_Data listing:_

-.-.-

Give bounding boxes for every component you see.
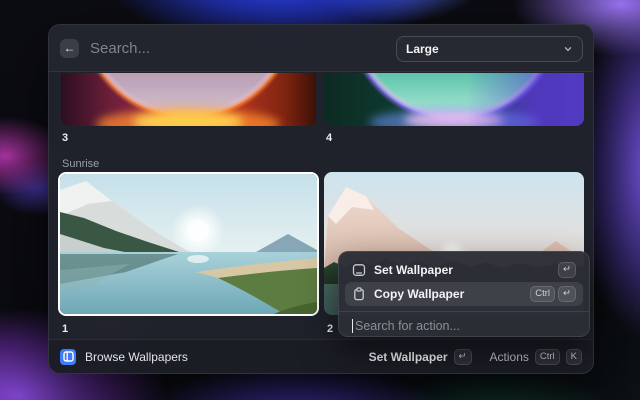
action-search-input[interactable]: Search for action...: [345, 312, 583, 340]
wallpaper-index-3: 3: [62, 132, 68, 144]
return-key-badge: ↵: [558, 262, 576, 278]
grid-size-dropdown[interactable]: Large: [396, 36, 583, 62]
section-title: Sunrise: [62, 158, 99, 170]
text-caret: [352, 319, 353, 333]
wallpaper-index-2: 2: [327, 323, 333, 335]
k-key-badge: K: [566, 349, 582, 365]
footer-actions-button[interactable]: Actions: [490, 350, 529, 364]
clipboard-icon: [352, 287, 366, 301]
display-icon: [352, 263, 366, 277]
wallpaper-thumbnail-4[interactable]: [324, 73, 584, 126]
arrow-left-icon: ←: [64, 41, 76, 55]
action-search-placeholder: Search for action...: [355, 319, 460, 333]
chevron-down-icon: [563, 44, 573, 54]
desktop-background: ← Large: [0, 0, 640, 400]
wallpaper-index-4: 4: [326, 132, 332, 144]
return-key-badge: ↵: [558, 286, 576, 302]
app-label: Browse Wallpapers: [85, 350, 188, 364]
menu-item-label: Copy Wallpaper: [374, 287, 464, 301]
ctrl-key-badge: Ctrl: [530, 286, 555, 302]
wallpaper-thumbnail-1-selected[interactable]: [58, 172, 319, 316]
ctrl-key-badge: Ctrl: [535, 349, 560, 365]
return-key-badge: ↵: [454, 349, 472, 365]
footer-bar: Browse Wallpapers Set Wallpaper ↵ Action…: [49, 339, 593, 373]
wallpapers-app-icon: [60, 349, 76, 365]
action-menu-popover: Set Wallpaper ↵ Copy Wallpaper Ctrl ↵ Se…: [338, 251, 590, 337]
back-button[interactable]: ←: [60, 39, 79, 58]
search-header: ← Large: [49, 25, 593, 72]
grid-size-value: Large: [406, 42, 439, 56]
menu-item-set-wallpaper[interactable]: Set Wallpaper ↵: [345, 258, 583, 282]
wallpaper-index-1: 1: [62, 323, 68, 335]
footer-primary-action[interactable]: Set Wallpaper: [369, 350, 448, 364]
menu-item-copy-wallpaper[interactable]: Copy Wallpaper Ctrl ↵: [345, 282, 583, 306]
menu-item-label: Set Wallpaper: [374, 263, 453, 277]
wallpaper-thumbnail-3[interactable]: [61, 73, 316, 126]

-.-.-

_The problem:_ Swap "Browse Wallpapers" for "View Wallpapers" throughout the rows above and change nothing else. Leave the pictures out of the rewritten rows.

_Worked solution:_
Give bounding boxes for every component you see.
action-search-input[interactable]: Search for action...: [345, 312, 583, 340]
wallpaper-index-3: 3: [62, 132, 68, 144]
return-key-badge: ↵: [558, 262, 576, 278]
grid-size-dropdown[interactable]: Large: [396, 36, 583, 62]
section-title: Sunrise: [62, 158, 99, 170]
text-caret: [352, 319, 353, 333]
wallpaper-index-2: 2: [327, 323, 333, 335]
k-key-badge: K: [566, 349, 582, 365]
footer-actions-button[interactable]: Actions: [490, 350, 529, 364]
clipboard-icon: [352, 287, 366, 301]
display-icon: [352, 263, 366, 277]
wallpaper-thumbnail-4[interactable]: [324, 73, 584, 126]
arrow-left-icon: ←: [64, 41, 76, 55]
action-search-placeholder: Search for action...: [355, 319, 460, 333]
chevron-down-icon: [563, 44, 573, 54]
desktop-background: ← Large: [0, 0, 640, 400]
wallpaper-index-4: 4: [326, 132, 332, 144]
return-key-badge: ↵: [558, 286, 576, 302]
app-label: View Wallpapers: [85, 350, 188, 364]
menu-item-label: Copy Wallpaper: [374, 287, 464, 301]
ctrl-key-badge: Ctrl: [530, 286, 555, 302]
wallpaper-thumbnail-1-selected[interactable]: [58, 172, 319, 316]
ctrl-key-badge: Ctrl: [535, 349, 560, 365]
return-key-badge: ↵: [454, 349, 472, 365]
footer-bar: View Wallpapers Set Wallpaper ↵ Action…: [49, 339, 593, 373]
wallpapers-app-icon: [60, 349, 76, 365]
action-menu-popover: Set Wallpaper ↵ Copy Wallpaper Ctrl ↵ Se…: [338, 251, 590, 337]
back-button[interactable]: ←: [60, 39, 79, 58]
search-header: ← Large: [49, 25, 593, 72]
grid-size-value: Large: [406, 42, 439, 56]
menu-item-set-wallpaper[interactable]: Set Wallpaper ↵: [345, 258, 583, 282]
wallpaper-index-1: 1: [62, 323, 68, 335]
footer-primary-action[interactable]: Set Wallpaper: [369, 350, 448, 364]
menu-item-copy-wallpaper[interactable]: Copy Wallpaper Ctrl ↵: [345, 282, 583, 306]
menu-item-label: Set Wallpaper: [374, 263, 453, 277]
wallpaper-thumbnail-3[interactable]: [61, 73, 316, 126]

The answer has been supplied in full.